►

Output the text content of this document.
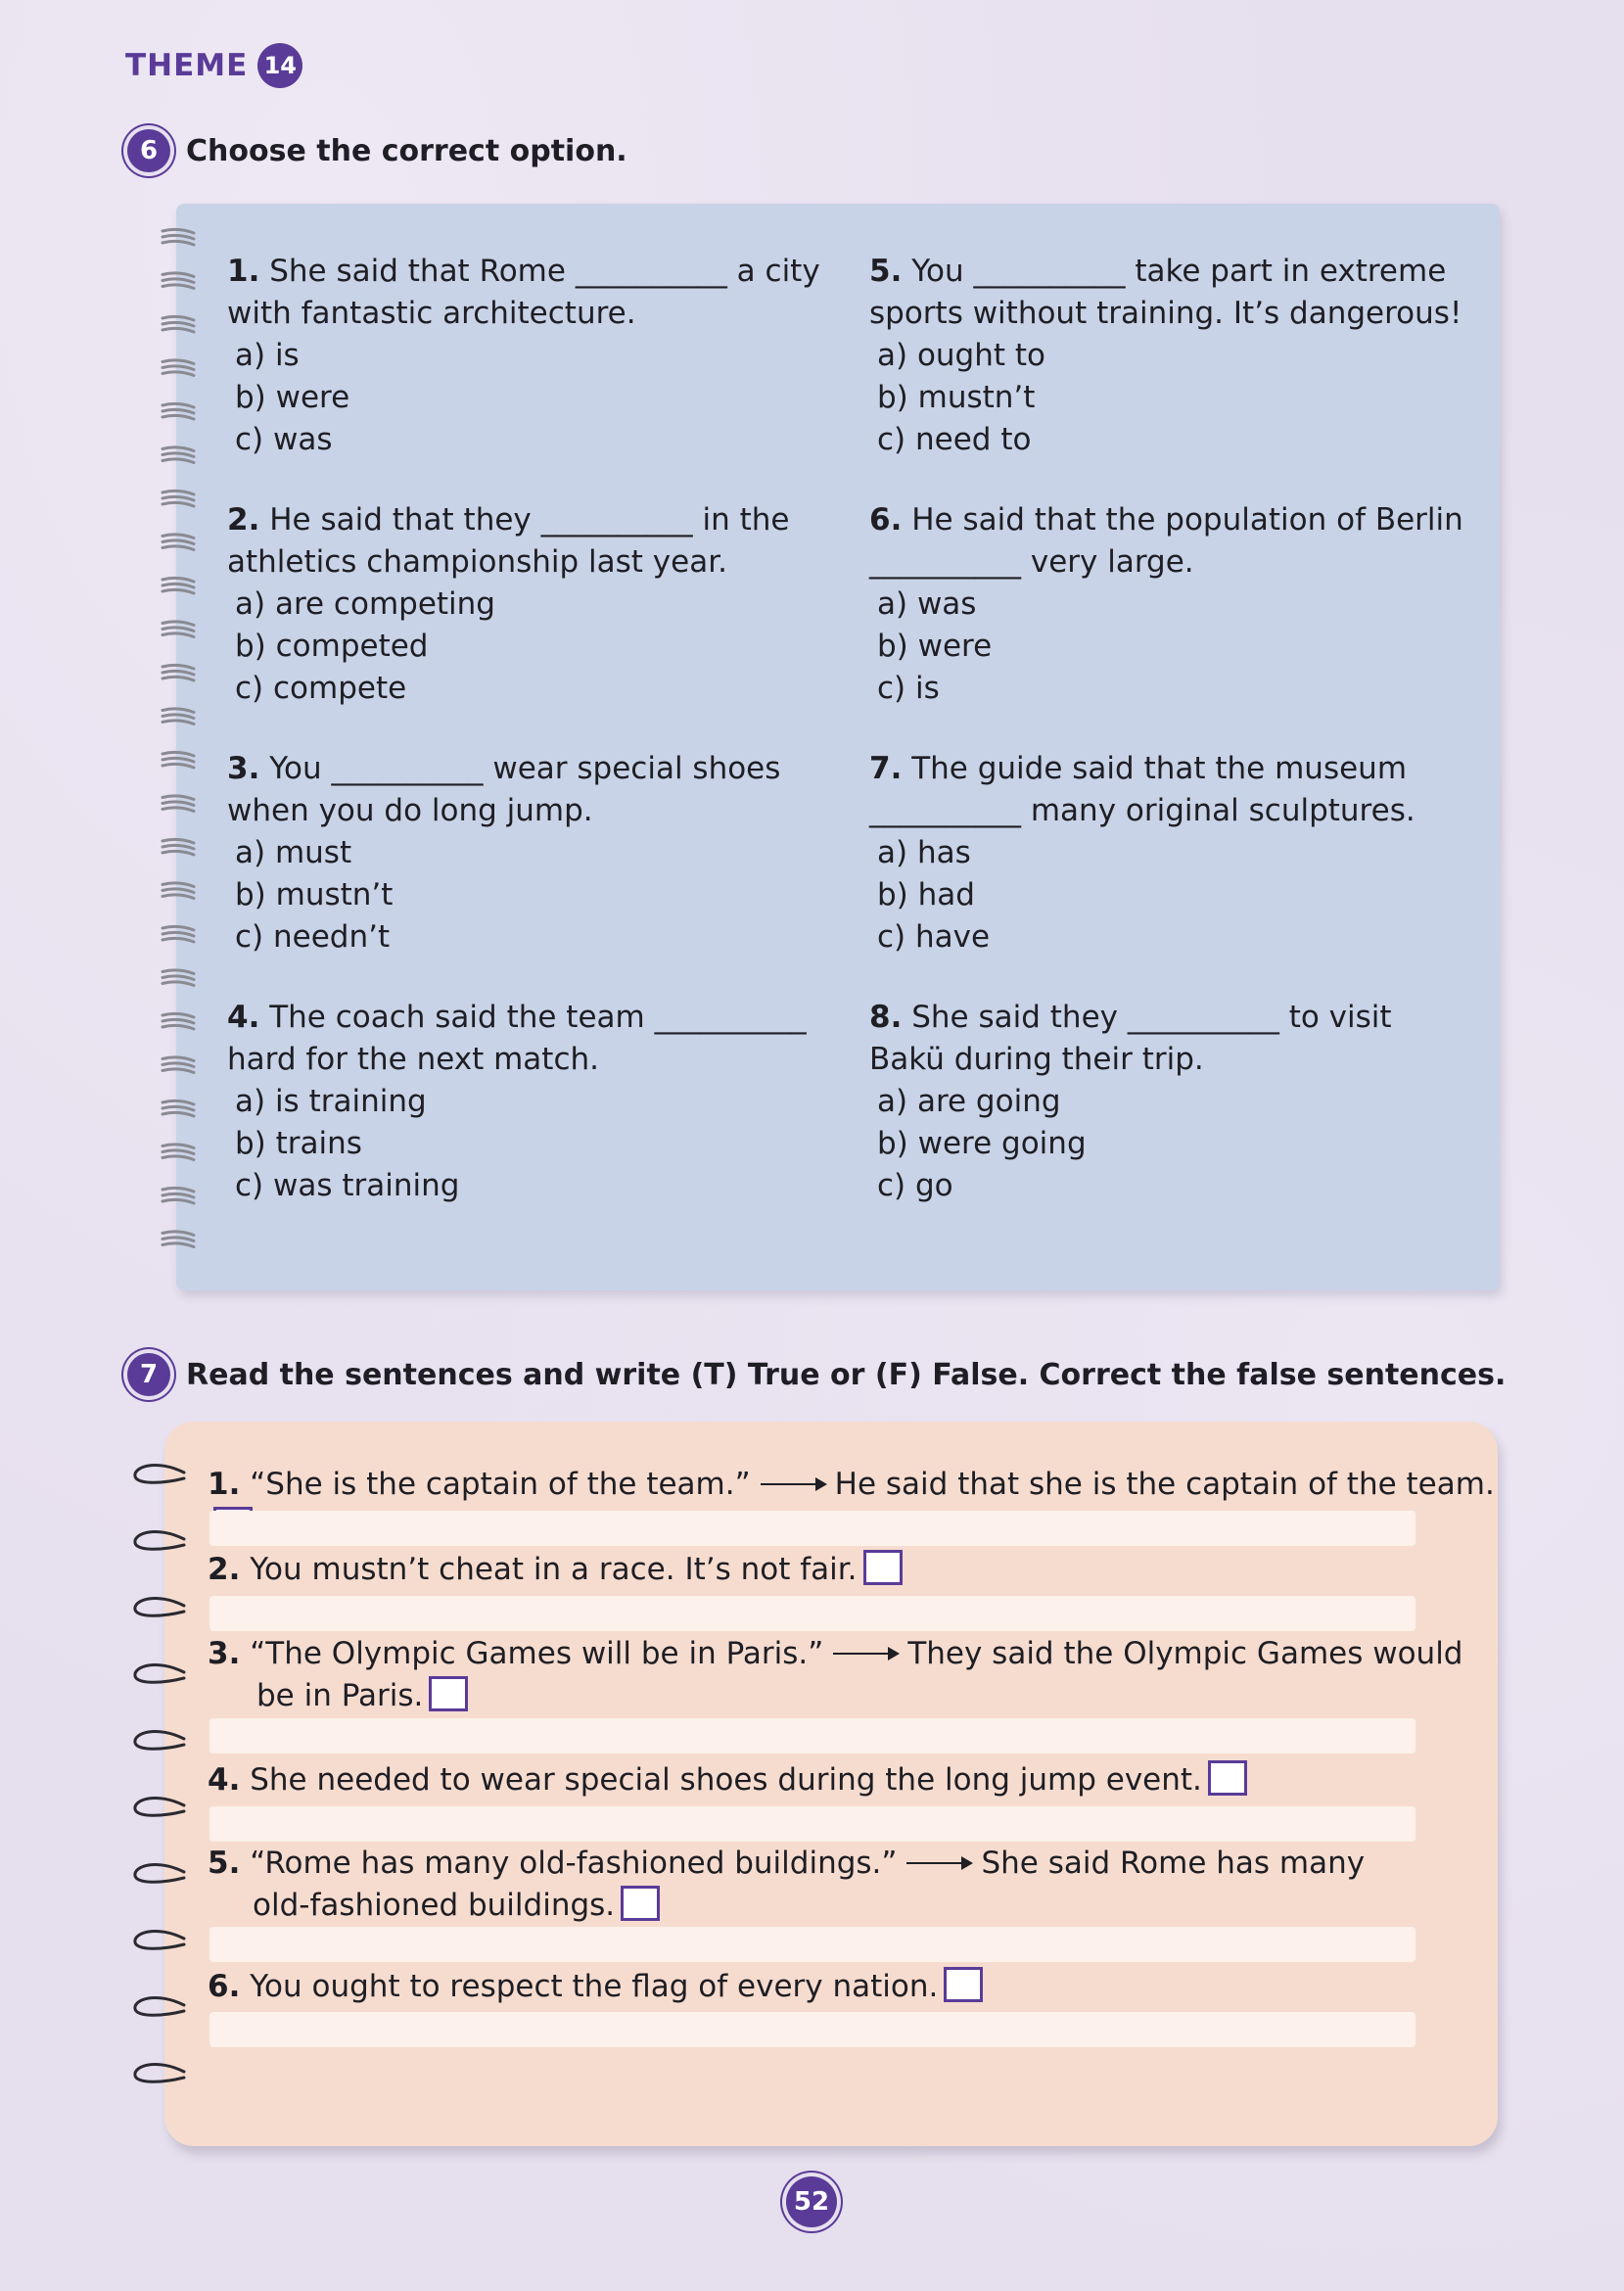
THEME 14
6 Choose the correct option.
1. She said that Rome __________ a city
with fantastic architecture.
a) is
b) were
c) was
2. He said that they __________ in the
athletics championship last year.
a) are competing
b) competed
c) compete
3. You __________ wear special shoes
when you do long jump.
a) must
b) mustn’t
c) needn’t
4. The coach said the team __________
hard for the next match.
a) is training
b) trains
c) was training
5. You __________ take part in extreme
sports without training. It’s dangerous!
a) ought to
b) mustn’t
c) need to
6. He said that the population of Berlin
__________ very large.
a) was
b) were
c) is
7. The guide said that the museum
__________ many original sculptures.
a) has
b) had
c) have
8. She said they __________ to visit
Bakü during their trip.
a) are going
b) were going
c) go
7 Read the sentences and write (T) True or (F) False. Correct the false sentences.
1. “She is the captain of the team.”	He said that she is the captain of the team.
2. You mustn’t cheat in a race. It’s not fair.
3. “The Olympic Games will be in Paris.”	They said the Olympic Games would
be in Paris.
4. She needed to wear special shoes during the long jump event.
5. “Rome has many old-fashioned buildings.”	She said Rome has many
old-fashioned buildings.
6. You ought to respect the flag of every nation.
52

◄

# [Task goal]
Every line of text is to be repeated exactly; pictures are left out.

# [Exercise solution]
Output the text content of this document.
THEME 14
6 Choose the correct option.
1. She said that Rome __________ a city
with fantastic architecture.
a) is
b) were
c) was
2. He said that they __________ in the
athletics championship last year.
a) are competing
b) competed
c) compete
3. You __________ wear special shoes
when you do long jump.
a) must
b) mustn’t
c) needn’t
4. The coach said the team __________
hard for the next match.
a) is training
b) trains
c) was training
5. You __________ take part in extreme
sports without training. It’s dangerous!
a) ought to
b) mustn’t
c) need to
6. He said that the population of Berlin
__________ very large.
a) was
b) were
c) is
7. The guide said that the museum
__________ many original sculptures.
a) has
b) had
c) have
8. She said they __________ to visit
Bakü during their trip.
a) are going
b) were going
c) go
7 Read the sentences and write (T) True or (F) False. Correct the false sentences.
1. “She is the captain of the team.”	He said that she is the captain of the team.
2. You mustn’t cheat in a race. It’s not fair.
3. “The Olympic Games will be in Paris.”	They said the Olympic Games would
be in Paris.
4. She needed to wear special shoes during the long jump event.
5. “Rome has many old-fashioned buildings.”	She said Rome has many
old-fashioned buildings.
6. You ought to respect the flag of every nation.
52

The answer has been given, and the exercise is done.